> Task requirements: Gather all lines with "Passenger" from the records.

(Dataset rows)
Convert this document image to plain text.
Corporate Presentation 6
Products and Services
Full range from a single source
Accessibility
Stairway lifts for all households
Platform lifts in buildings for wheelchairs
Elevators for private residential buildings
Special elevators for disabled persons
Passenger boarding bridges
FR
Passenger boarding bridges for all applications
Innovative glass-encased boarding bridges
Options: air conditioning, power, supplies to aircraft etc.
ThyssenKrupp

> Answer in full:
Passenger boarding bridges
Passenger boarding bridges for all applications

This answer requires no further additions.